# THINGS TO DO:
A. From the InfiniBand interconnect overview, list every switch model named under "1st Stage Switch" and "2nd Stage Switch", giving its port count and its stage.
B. Continue the InfiniBand interconnect overview from its last line.

Additional Information

Infiniband Interconnect Overview

Interconnects

  • Types of interconnects:
    • Varies by cluster; a few clusters do not have interconnects.
    • CTS-1 clusters use Intel Omni-Path switches and adapters.
    • Most other Intel Xeon clusters use 4x QDR QLogic InfiniBand switches and adapters.
  • Bandwidths:
    • 4x = 4 times the base InfiniBand link rate of 2.5 Gbits/sec, which equals 10 Gbits/sec, full duplex.
    • SDR (Single Data Rate) = 10 Gbits/sec
    • DDR (Double Data Rate) = 20 Gbits/sec
    • QDR (Quad Data Rate) = 40 Gbits/sec
    • Intel Omni-Path = 100 Gbits/sec

Primary components

  • Adapter Card:
    • Communications processor packaged on network PCI Express adapter card.
    • Remote Direct Memory Access (RDMA) improves communication bandwidth by off-loading communications from the CPU.
    • Provides the interface between a node and a two-stage network.
    • Connected to a first stage switch by copper cable (most cases) or optic fiber.
    • Types: Intel Omni-Path, QLogic 4x QDR IB
OmniPath Adapter
Omni-Path Fabric Adapter
(Image source: Intel)

 

QLogic Adapter
QLogic IB Adapter
(Image source: QLogic)
 
  • 1st Stage Switch:
    • Intel Omni-Path 48-port: 32 ports connect to adapters in nodes and 16 ports connect to second stage switches.
    • QLogic QDR 36-port: 18 ports connect to adapters in nodes and 18 ports connect to second stage switches.
  • 2nd Stage Switch:
    • Intel Omni-Path 768-port: all used ports connect to a first stage switches via optic fiber cabling.
    • QLogic QDR 18-864 port: all used ports connect to a first stage switches via optic fiber cabling.

# DATA SECTION:
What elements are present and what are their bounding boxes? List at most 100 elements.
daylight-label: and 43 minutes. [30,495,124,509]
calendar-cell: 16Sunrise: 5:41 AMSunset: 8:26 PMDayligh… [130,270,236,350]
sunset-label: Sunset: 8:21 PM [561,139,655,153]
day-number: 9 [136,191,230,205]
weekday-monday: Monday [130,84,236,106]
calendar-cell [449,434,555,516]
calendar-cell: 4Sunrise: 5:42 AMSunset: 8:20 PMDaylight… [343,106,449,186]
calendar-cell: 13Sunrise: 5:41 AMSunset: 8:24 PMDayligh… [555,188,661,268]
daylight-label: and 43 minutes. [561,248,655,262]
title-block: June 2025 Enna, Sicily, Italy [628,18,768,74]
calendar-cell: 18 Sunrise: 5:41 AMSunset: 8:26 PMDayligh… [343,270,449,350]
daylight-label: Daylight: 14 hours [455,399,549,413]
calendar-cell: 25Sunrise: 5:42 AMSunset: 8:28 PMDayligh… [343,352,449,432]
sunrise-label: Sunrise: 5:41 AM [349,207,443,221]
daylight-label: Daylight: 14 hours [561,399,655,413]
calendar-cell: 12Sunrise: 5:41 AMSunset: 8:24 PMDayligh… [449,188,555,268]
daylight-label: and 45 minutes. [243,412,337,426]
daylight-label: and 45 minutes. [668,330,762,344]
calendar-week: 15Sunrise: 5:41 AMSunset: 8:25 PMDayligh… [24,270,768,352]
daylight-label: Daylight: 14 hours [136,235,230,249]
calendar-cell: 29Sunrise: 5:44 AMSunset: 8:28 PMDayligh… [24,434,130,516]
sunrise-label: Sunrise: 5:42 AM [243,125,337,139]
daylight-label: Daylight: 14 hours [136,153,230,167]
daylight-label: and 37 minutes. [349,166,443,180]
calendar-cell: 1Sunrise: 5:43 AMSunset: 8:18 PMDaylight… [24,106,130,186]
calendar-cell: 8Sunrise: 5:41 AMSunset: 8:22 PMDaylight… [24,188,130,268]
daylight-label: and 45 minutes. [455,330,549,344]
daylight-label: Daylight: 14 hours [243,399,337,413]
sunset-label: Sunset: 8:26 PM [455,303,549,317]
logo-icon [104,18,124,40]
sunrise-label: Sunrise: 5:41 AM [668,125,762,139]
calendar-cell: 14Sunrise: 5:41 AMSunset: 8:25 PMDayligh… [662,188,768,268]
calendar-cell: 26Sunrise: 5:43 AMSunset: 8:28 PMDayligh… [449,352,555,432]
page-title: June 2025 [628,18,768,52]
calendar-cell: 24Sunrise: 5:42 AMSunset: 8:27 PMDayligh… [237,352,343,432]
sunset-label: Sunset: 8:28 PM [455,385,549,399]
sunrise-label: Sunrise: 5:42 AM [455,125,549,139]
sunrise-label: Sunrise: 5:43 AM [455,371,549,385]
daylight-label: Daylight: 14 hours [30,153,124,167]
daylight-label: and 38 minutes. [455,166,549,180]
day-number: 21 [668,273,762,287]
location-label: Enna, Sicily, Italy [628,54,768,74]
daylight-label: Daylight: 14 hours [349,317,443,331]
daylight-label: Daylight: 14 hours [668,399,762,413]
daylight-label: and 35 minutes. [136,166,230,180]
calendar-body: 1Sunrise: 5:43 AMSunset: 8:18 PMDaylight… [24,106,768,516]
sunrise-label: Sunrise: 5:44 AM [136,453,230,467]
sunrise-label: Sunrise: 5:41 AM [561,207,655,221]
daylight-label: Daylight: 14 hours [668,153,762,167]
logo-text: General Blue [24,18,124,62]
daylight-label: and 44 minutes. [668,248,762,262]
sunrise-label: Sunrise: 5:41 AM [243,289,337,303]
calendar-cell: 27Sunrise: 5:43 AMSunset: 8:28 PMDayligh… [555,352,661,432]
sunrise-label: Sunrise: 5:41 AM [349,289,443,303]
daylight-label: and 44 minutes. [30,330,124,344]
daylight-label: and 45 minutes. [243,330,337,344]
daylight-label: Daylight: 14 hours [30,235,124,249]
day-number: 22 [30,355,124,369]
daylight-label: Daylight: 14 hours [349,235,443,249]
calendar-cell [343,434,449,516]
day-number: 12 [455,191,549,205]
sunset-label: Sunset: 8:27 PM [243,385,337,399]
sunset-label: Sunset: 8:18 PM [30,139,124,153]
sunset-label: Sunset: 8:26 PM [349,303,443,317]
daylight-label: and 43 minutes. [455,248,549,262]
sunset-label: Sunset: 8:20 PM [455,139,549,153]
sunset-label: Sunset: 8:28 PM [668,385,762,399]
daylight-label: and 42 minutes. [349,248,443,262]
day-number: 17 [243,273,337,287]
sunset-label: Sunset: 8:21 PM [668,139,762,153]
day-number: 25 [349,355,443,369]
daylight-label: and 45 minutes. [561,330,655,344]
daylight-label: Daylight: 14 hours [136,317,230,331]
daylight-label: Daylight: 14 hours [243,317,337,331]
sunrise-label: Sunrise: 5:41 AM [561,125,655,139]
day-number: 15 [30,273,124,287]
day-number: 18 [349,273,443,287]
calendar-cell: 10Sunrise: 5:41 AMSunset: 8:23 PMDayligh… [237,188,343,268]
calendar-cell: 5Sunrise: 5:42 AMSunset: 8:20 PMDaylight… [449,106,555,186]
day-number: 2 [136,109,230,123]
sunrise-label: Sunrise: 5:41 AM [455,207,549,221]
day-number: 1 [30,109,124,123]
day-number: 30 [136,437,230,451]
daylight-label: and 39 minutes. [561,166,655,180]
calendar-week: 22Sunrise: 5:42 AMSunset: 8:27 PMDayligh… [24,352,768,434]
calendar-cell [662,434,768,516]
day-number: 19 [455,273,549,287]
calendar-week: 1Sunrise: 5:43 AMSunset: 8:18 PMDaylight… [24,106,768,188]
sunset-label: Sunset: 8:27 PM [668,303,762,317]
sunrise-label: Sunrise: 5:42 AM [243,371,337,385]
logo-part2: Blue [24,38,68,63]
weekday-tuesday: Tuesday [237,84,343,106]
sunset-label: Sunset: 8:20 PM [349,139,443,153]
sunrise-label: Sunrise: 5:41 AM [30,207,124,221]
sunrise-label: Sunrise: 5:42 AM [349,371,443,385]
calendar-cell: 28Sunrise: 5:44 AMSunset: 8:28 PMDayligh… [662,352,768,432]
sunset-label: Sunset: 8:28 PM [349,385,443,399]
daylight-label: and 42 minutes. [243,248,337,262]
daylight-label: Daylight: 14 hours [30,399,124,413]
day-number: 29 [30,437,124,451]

# ACTIVITY ANSWERS:
A.
- Intel Omni-Path 48-port (first stage)
- QLogic QDR 36-port (first stage)
- Intel Omni-Path 768-port (second stage)
- QLogic QDR 18-864 port (second stage)

B.
  • Example image below (click for a larger image):
    IB Switches
    Example switch

Topology

  • Two-stage, federated, bidirectional, fat-tree.
  • The number of second stage switches depends upon the number of scalable units (SUs) that comprise the cluster and the type of switch hardware used.
  • Example:
     
    Image
    OmniPath two-stage bidirectional fat-tree
    2688-way Interconnect | Quartz/Jade - 14 S

Performance:

  • The inter-node bandwidth measurements below were taken on live, heavily loaded, LC machines using a simple MPI non-blocking test code. One task on each of two nodes. Not all systems are represented. Your mileage may vary.
    System Type Latency Bandwidth
    Intel Xeon Clusters with QDR QLogic ~1-2 us ~4.1 GB/sec
    Intel Xeon Clusters with QDR QLogic (TLCC2) ~1 us ~5.0 GB/sec
    Intel Xeon Clusters with Intel Omni-Path (CTS-1) ~1 us ~21 GB/sec

Software and Development Environment

This section only provides a summary of the software and development environment for LC's Linux commodity clusters. Please see the Livermore Computing Resources and Environment tutorial for details.

TOSS Operating System

  • All LC Linux clusters use TOSS (Tri-Laboratory Operating System Stack).
  • The primary components of TOSS include:
    • Red Hat Enterprise Linux (RHEL) distribution with modifications to support targeted HPC hardware and cluster computing
    • RHEL kernel optimized for large scale cluster computing
    • OpenFabrics Enterprise Distribution InfiniBand software stack including MVAPICH and OpenMPI libraries
    • Slurm Workload Manager
    • Integrated Lustre and Panasas parallel file system software
    • Scalable cluster administration tools
    • Cluster monitoring tools
    • GNU, C, C++ and Fortran90 compilers (GNU, Intel, PGI)
    • Testing software framework for hardware and operating system validation

Batch Systems

  • Slurm
  • Moab
    • Former workload scheduler for Tri-lab clusters. Now decommissioned.
    • Wrapper scripts are available for Moab commands as a convenience.
  • Covered in depth in the Slurm and Moab tutorial.

File Systems

  • Home directories:
    • Globally mounted under /g/g#
    • Backed up
    • Not purged
    • 16 GB quota in effect
    • Convenient .snapshot directory for recent backups
  • Lustre parallel file systems:
    • Mounted under /p/lustre#
    • Very large
    • Not backed up
    • Quota in effect
    • Shared by all users on a cluster or multiple clusters
    • Lustre is discussed in the Parallel File Systems section of the Introduction to Livermore Computing Resources tutorial.
    • Are usually mounted by multiple clusters.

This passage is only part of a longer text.